[Stored data entries]
-- -- --

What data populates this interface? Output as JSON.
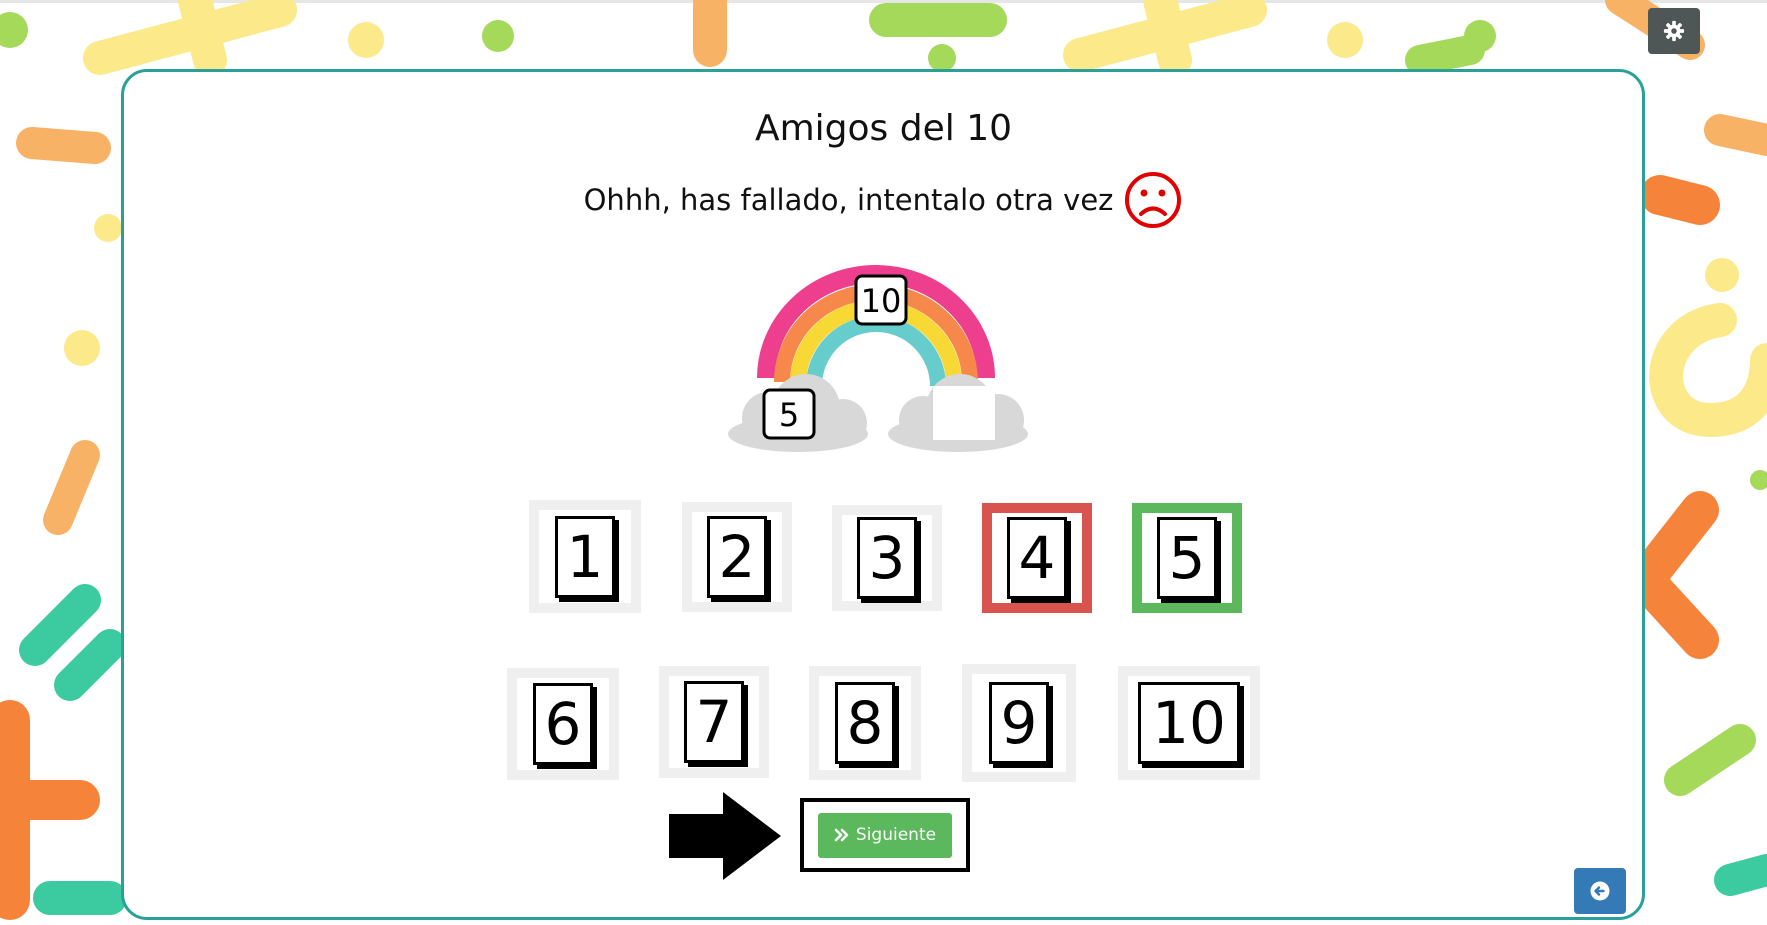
{
  "page": {
    "title": "Amigos del 10",
    "message": "Ohhh, has fallado, intentalo otra vez"
  },
  "rainbow": {
    "top_number": "10",
    "left_number": "5",
    "right_number": ""
  },
  "options": [
    {
      "label": "1",
      "state": "normal"
    },
    {
      "label": "2",
      "state": "normal"
    },
    {
      "label": "3",
      "state": "normal"
    },
    {
      "label": "4",
      "state": "wrong"
    },
    {
      "label": "5",
      "state": "correct"
    },
    {
      "label": "6",
      "state": "normal"
    },
    {
      "label": "7",
      "state": "normal"
    },
    {
      "label": "8",
      "state": "normal"
    },
    {
      "label": "9",
      "state": "normal"
    },
    {
      "label": "10",
      "state": "normal"
    }
  ],
  "next_button": {
    "icon": "double-chevron-right-icon",
    "label": "Siguiente"
  },
  "colors": {
    "card_border": "#2aa198",
    "wrong": "#d9534f",
    "correct": "#5cb85c",
    "settings": "#4f5656",
    "back": "#337ab7",
    "sad_face": "#e00000"
  },
  "icons": {
    "settings": "gear-icon",
    "back": "arrow-circle-left-icon",
    "feedback": "sad-face-icon",
    "pointer": "black-arrow-right-icon"
  }
}
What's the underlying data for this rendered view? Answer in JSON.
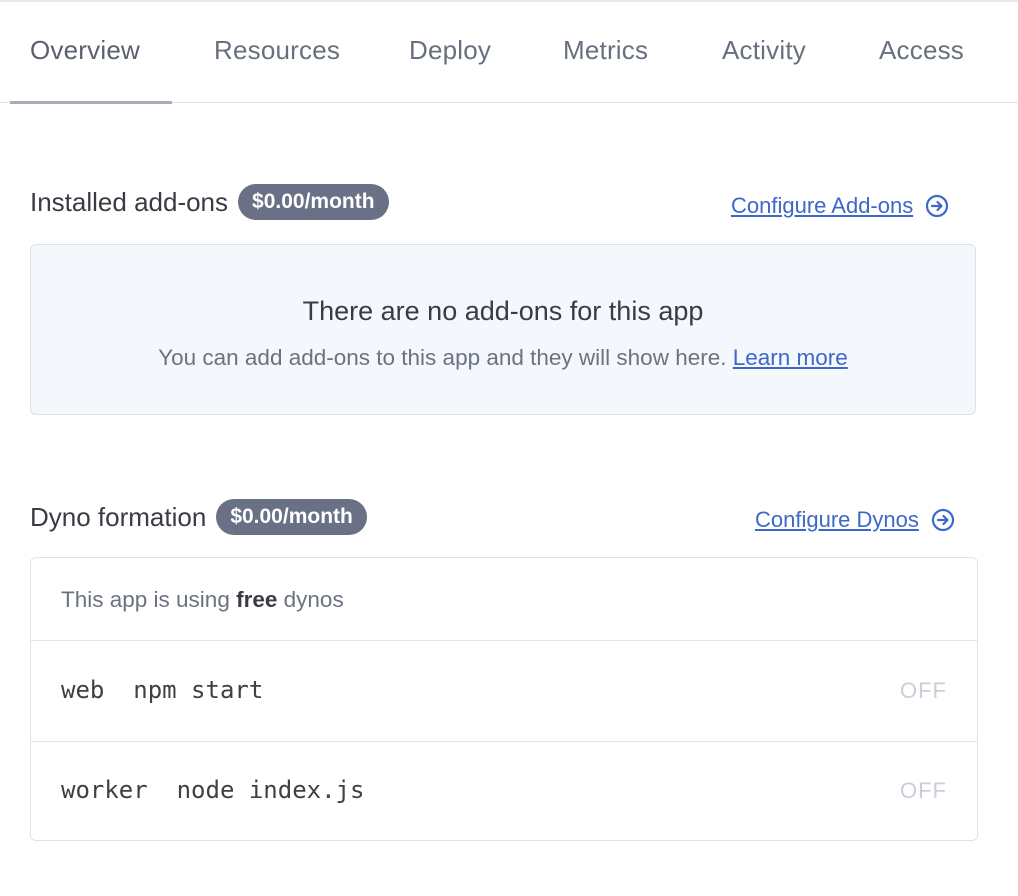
{
  "tabs": [
    {
      "label": "Overview",
      "active": true
    },
    {
      "label": "Resources",
      "active": false
    },
    {
      "label": "Deploy",
      "active": false
    },
    {
      "label": "Metrics",
      "active": false
    },
    {
      "label": "Activity",
      "active": false
    },
    {
      "label": "Access",
      "active": false
    }
  ],
  "addons": {
    "title": "Installed add-ons",
    "cost": "$0.00/month",
    "configure_label": "Configure Add-ons",
    "empty_title": "There are no add-ons for this app",
    "empty_text": "You can add add-ons to this app and they will show here.",
    "learn_more": "Learn more"
  },
  "dynos": {
    "title": "Dyno formation",
    "cost": "$0.00/month",
    "configure_label": "Configure Dynos",
    "info_prefix": "This app is using",
    "info_bold": "free",
    "info_suffix": "dynos",
    "processes": [
      {
        "command": "web  npm start",
        "state": "OFF"
      },
      {
        "command": "worker  node index.js",
        "state": "OFF"
      }
    ]
  },
  "colors": {
    "link": "#3d68c9",
    "badge": "#6a7186",
    "empty_bg": "#f4f7fb"
  },
  "icons": {
    "configure_arrow": "arrow-circle-right-icon"
  }
}
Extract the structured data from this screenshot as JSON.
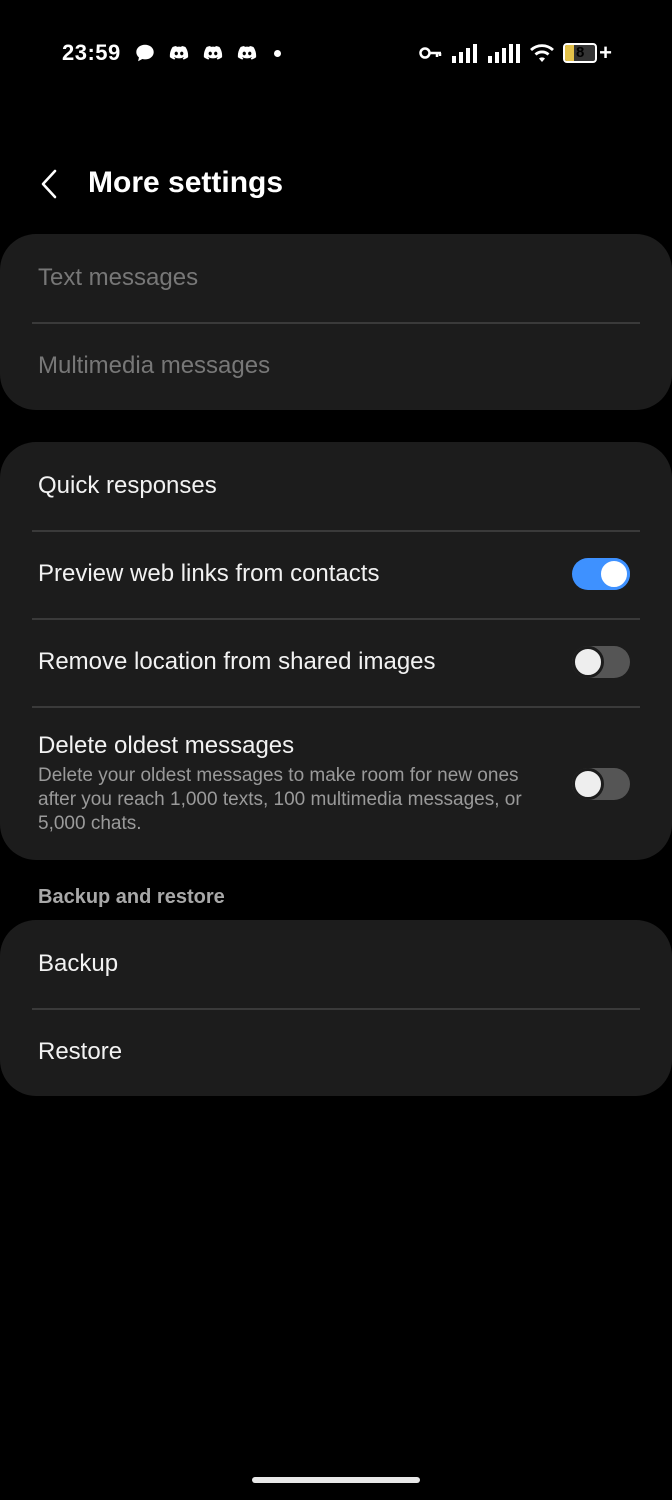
{
  "status_bar": {
    "time": "23:59",
    "notification_icons": [
      "chat-bubble-icon",
      "discord-icon",
      "discord-icon",
      "discord-icon"
    ],
    "system_icons": [
      "vpn-key-icon",
      "signal-icon",
      "signal-icon",
      "wifi-icon"
    ],
    "battery_level": "8",
    "battery_color": "#e3c14a"
  },
  "header": {
    "title": "More settings"
  },
  "group1": {
    "items": [
      {
        "label": "Text messages"
      },
      {
        "label": "Multimedia messages"
      }
    ]
  },
  "group2": {
    "items": [
      {
        "label": "Quick responses"
      },
      {
        "label": "Preview web links from contacts",
        "toggle": "on"
      },
      {
        "label": "Remove location from shared images",
        "toggle": "off"
      },
      {
        "label": "Delete oldest messages",
        "description": "Delete your oldest messages to make room for new ones after you reach 1,000 texts, 100 multimedia messages, or 5,000 chats.",
        "toggle": "off"
      }
    ]
  },
  "backup_section": {
    "header": "Backup and restore",
    "items": [
      {
        "label": "Backup"
      },
      {
        "label": "Restore"
      }
    ]
  },
  "colors": {
    "accent": "#3e91ff",
    "card_bg": "#1c1c1c",
    "background": "#000000"
  }
}
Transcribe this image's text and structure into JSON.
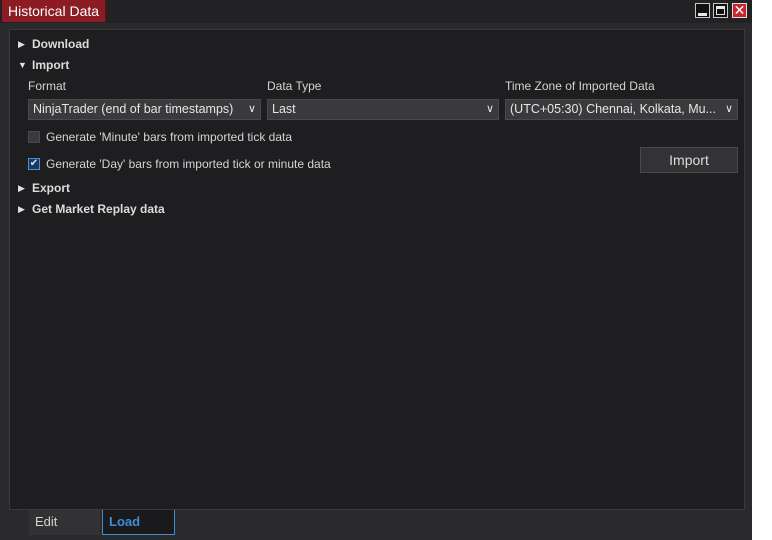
{
  "window": {
    "title": "Historical Data",
    "controls": {
      "minimize": "minimize-icon",
      "maximize": "maximize-icon",
      "close": "close-icon"
    }
  },
  "sections": {
    "download": {
      "label": "Download",
      "expanded": false
    },
    "import": {
      "label": "Import",
      "expanded": true
    },
    "export": {
      "label": "Export",
      "expanded": false
    },
    "replay": {
      "label": "Get Market Replay data",
      "expanded": false
    }
  },
  "import": {
    "format_label": "Format",
    "format_value": "NinjaTrader (end of bar timestamps)",
    "datatype_label": "Data Type",
    "datatype_value": "Last",
    "timezone_label": "Time Zone of Imported Data",
    "timezone_value": "(UTC+05:30) Chennai, Kolkata, Mu...",
    "minute_check_label": "Generate 'Minute' bars from imported tick data",
    "minute_checked": false,
    "day_check_label": "Generate 'Day' bars from imported tick or minute data",
    "day_checked": true,
    "import_button": "Import"
  },
  "tabs": [
    {
      "label": "Edit",
      "active": false
    },
    {
      "label": "Load",
      "active": true
    }
  ],
  "colors": {
    "title_accent": "#8b1c23",
    "active_tab": "#3d8fd6"
  }
}
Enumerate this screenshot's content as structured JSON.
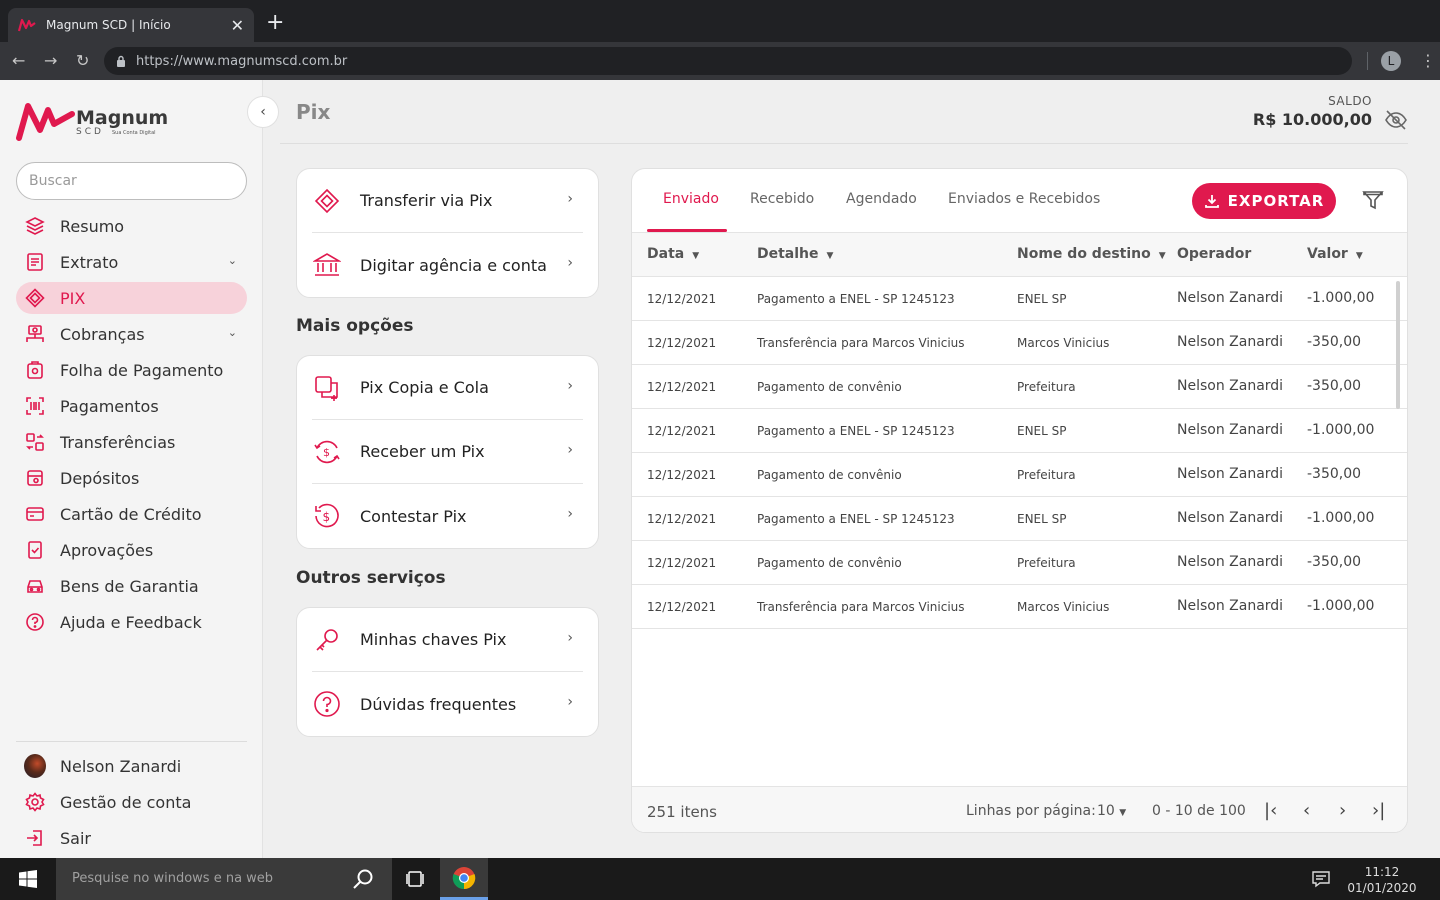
{
  "browser": {
    "tab_title": "Magnum SCD  |  Início",
    "url": "https://www.magnumscd.com.br",
    "profile_initial": "L"
  },
  "brand": {
    "name": "Magnum",
    "sub": "SCD",
    "tagline": "Sua Conta Digital",
    "accent": "#e0194e"
  },
  "sidebar": {
    "search_placeholder": "Buscar",
    "items": [
      {
        "label": "Resumo",
        "icon": "layers-icon"
      },
      {
        "label": "Extrato",
        "icon": "statement-icon"
      },
      {
        "label": "PIX",
        "icon": "pix-icon"
      },
      {
        "label": "Cobranças",
        "icon": "billing-icon"
      },
      {
        "label": "Folha de Pagamento",
        "icon": "payroll-icon"
      },
      {
        "label": "Pagamentos",
        "icon": "barcode-icon"
      },
      {
        "label": "Transferências",
        "icon": "transfer-icon"
      },
      {
        "label": "Depósitos",
        "icon": "deposit-icon"
      },
      {
        "label": "Cartão de Crédito",
        "icon": "credit-card-icon"
      },
      {
        "label": "Aprovações",
        "icon": "approval-icon"
      },
      {
        "label": "Bens de Garantia",
        "icon": "car-icon"
      },
      {
        "label": "Ajuda e Feedback",
        "icon": "help-icon"
      }
    ],
    "bottom": {
      "user_name": "Nelson Zanardi",
      "account": "Gestão de conta",
      "logout": "Sair"
    }
  },
  "header": {
    "title": "Pix",
    "saldo_label": "SALDO",
    "saldo_value": "R$ 10.000,00"
  },
  "cards": {
    "main": [
      {
        "label": "Transferir via Pix"
      },
      {
        "label": "Digitar agência e conta"
      }
    ],
    "mais_title": "Mais opções",
    "mais": [
      {
        "label": "Pix Copia e Cola"
      },
      {
        "label": "Receber um Pix"
      },
      {
        "label": "Contestar Pix"
      }
    ],
    "outros_title": "Outros serviços",
    "outros": [
      {
        "label": "Minhas chaves Pix"
      },
      {
        "label": "Dúvidas frequentes"
      }
    ]
  },
  "table": {
    "tabs": [
      "Enviado",
      "Recebido",
      "Agendado",
      "Enviados e Recebidos"
    ],
    "export_label": "EXPORTAR",
    "columns": [
      "Data",
      "Detalhe",
      "Nome do destino",
      "Operador",
      "Valor"
    ],
    "rows": [
      {
        "data": "12/12/2021",
        "detalhe": "Pagamento a ENEL - SP 1245123",
        "destino": "ENEL SP",
        "operador": "Nelson Zanardi",
        "valor": "-1.000,00"
      },
      {
        "data": "12/12/2021",
        "detalhe": "Transferência para Marcos Vinicius",
        "destino": "Marcos Vinicius",
        "operador": "Nelson Zanardi",
        "valor": "-350,00"
      },
      {
        "data": "12/12/2021",
        "detalhe": "Pagamento de convênio",
        "destino": "Prefeitura",
        "operador": "Nelson Zanardi",
        "valor": "-350,00"
      },
      {
        "data": "12/12/2021",
        "detalhe": "Pagamento a ENEL - SP 1245123",
        "destino": "ENEL SP",
        "operador": "Nelson Zanardi",
        "valor": "-1.000,00"
      },
      {
        "data": "12/12/2021",
        "detalhe": "Pagamento de convênio",
        "destino": "Prefeitura",
        "operador": "Nelson Zanardi",
        "valor": "-350,00"
      },
      {
        "data": "12/12/2021",
        "detalhe": "Pagamento a ENEL - SP 1245123",
        "destino": "ENEL SP",
        "operador": "Nelson Zanardi",
        "valor": "-1.000,00"
      },
      {
        "data": "12/12/2021",
        "detalhe": "Pagamento de convênio",
        "destino": "Prefeitura",
        "operador": "Nelson Zanardi",
        "valor": "-350,00"
      },
      {
        "data": "12/12/2021",
        "detalhe": "Transferência para Marcos Vinicius",
        "destino": "Marcos Vinicius",
        "operador": "Nelson Zanardi",
        "valor": "-1.000,00"
      }
    ],
    "footer": {
      "count": "251 itens",
      "rows_label": "Linhas por página:",
      "rows_value": "10",
      "range": "0 - 10 de 100"
    }
  },
  "taskbar": {
    "search_placeholder": "Pesquise no windows e na web",
    "time": "11:12",
    "date": "01/01/2020"
  }
}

-- -- --

◆ Task description
Show all lines above holding "arrow".

◆ Result of this task
    "back": "arrow-circle-left-icon",
    "pointer": "black-arrow-right-icon"
    "configure_arrow": "arrow-circle-right-icon"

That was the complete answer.